• GIVEN EXERCISE: Answer with one number: how many lines hold the string "责任到人".

• ENTRIES:
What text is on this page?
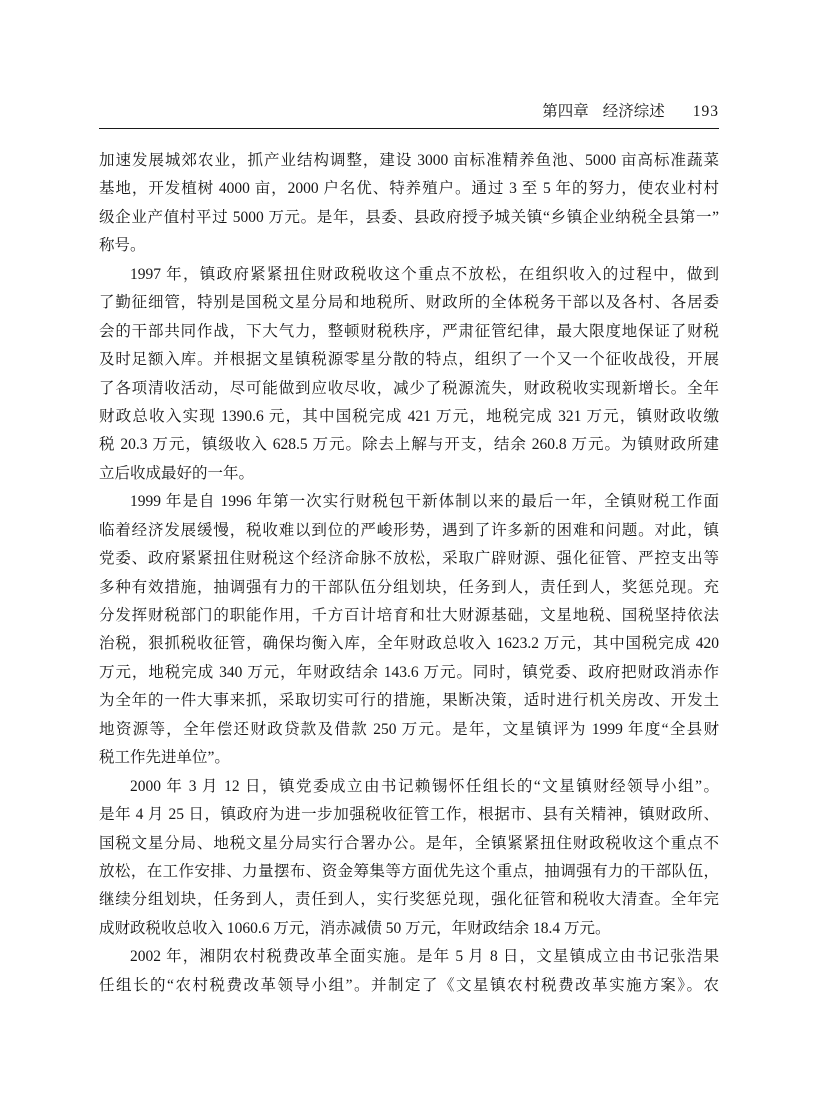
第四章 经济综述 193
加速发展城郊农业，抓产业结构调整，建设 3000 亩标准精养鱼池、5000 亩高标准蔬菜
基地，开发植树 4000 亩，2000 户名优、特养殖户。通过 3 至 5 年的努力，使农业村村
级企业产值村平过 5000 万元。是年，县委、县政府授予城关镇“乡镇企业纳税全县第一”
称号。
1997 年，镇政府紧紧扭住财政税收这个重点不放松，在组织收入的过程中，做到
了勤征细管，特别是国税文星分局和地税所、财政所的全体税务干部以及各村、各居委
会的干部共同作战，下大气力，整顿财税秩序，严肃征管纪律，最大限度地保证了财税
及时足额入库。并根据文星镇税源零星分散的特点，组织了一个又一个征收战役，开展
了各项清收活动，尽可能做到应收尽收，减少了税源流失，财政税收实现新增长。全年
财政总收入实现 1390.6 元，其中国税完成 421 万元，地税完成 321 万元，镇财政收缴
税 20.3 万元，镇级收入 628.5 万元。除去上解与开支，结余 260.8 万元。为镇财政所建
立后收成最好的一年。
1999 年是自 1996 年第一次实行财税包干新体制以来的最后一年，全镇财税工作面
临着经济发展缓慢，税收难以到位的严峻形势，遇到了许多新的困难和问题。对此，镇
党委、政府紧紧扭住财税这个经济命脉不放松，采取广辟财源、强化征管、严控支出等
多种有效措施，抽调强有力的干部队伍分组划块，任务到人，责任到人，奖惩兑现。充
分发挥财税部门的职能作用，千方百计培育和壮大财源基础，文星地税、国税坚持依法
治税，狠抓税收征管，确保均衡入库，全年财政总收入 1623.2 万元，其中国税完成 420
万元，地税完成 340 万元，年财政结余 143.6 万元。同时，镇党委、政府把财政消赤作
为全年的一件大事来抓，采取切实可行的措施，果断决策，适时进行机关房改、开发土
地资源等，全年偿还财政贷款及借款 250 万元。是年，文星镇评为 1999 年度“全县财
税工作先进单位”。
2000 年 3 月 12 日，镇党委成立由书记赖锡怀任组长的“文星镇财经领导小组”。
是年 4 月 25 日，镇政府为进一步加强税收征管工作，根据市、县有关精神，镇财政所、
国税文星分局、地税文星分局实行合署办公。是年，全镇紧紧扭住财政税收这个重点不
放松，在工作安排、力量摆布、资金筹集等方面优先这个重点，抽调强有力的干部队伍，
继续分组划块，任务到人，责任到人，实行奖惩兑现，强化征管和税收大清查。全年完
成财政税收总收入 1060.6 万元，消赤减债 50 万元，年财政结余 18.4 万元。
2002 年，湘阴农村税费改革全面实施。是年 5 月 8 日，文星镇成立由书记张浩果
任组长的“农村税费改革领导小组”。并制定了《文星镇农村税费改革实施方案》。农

• RESPONSE TO THE EXERCISE: 2